Exercise objective:
Write out the full set of records below exactly.

Material supplied:
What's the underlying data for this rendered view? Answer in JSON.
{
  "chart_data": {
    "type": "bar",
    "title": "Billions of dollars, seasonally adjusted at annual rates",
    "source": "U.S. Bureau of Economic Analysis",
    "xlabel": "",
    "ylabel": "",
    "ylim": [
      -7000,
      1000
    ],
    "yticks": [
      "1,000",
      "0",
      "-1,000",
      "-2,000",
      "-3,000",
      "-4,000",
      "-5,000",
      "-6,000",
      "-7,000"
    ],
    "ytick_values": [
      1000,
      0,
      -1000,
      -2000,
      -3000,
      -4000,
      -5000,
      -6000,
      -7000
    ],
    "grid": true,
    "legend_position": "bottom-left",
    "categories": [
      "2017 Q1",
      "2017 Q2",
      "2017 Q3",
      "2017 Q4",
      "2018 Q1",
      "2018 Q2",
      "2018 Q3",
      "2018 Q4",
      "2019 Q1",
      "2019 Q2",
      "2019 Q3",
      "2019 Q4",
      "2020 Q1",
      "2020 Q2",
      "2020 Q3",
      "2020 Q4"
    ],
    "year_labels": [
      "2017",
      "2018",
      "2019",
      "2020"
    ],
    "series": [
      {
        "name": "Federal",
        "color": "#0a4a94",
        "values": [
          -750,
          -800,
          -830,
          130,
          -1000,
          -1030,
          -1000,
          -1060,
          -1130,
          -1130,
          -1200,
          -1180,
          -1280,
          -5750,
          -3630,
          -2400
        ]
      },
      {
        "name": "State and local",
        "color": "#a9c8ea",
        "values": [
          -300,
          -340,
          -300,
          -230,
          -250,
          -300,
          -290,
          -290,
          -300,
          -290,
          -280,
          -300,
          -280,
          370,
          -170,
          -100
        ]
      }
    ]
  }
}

Final result:
What's the underlying data for this rendered view? Answer in JSON.
{
  "chart_data": {
    "type": "bar",
    "title": "Billions of dollars, seasonally adjusted at annual rates",
    "source": "U.S. Bureau of Economic Analysis",
    "xlabel": "",
    "ylabel": "",
    "ylim": [
      -7000,
      1000
    ],
    "yticks": [
      "1,000",
      "0",
      "-1,000",
      "-2,000",
      "-3,000",
      "-4,000",
      "-5,000",
      "-6,000",
      "-7,000"
    ],
    "ytick_values": [
      1000,
      0,
      -1000,
      -2000,
      -3000,
      -4000,
      -5000,
      -6000,
      -7000
    ],
    "grid": true,
    "legend_position": "bottom-left",
    "categories": [
      "2017 Q1",
      "2017 Q2",
      "2017 Q3",
      "2017 Q4",
      "2018 Q1",
      "2018 Q2",
      "2018 Q3",
      "2018 Q4",
      "2019 Q1",
      "2019 Q2",
      "2019 Q3",
      "2019 Q4",
      "2020 Q1",
      "2020 Q2",
      "2020 Q3",
      "2020 Q4"
    ],
    "year_labels": [
      "2017",
      "2018",
      "2019",
      "2020"
    ],
    "series": [
      {
        "name": "Federal",
        "color": "#0a4a94",
        "values": [
          -750,
          -800,
          -830,
          130,
          -1000,
          -1030,
          -1000,
          -1060,
          -1130,
          -1130,
          -1200,
          -1180,
          -1280,
          -5750,
          -3630,
          -2400
        ]
      },
      {
        "name": "State and local",
        "color": "#a9c8ea",
        "values": [
          -300,
          -340,
          -300,
          -230,
          -250,
          -300,
          -290,
          -290,
          -300,
          -290,
          -280,
          -300,
          -280,
          370,
          -170,
          -100
        ]
      }
    ]
  }
}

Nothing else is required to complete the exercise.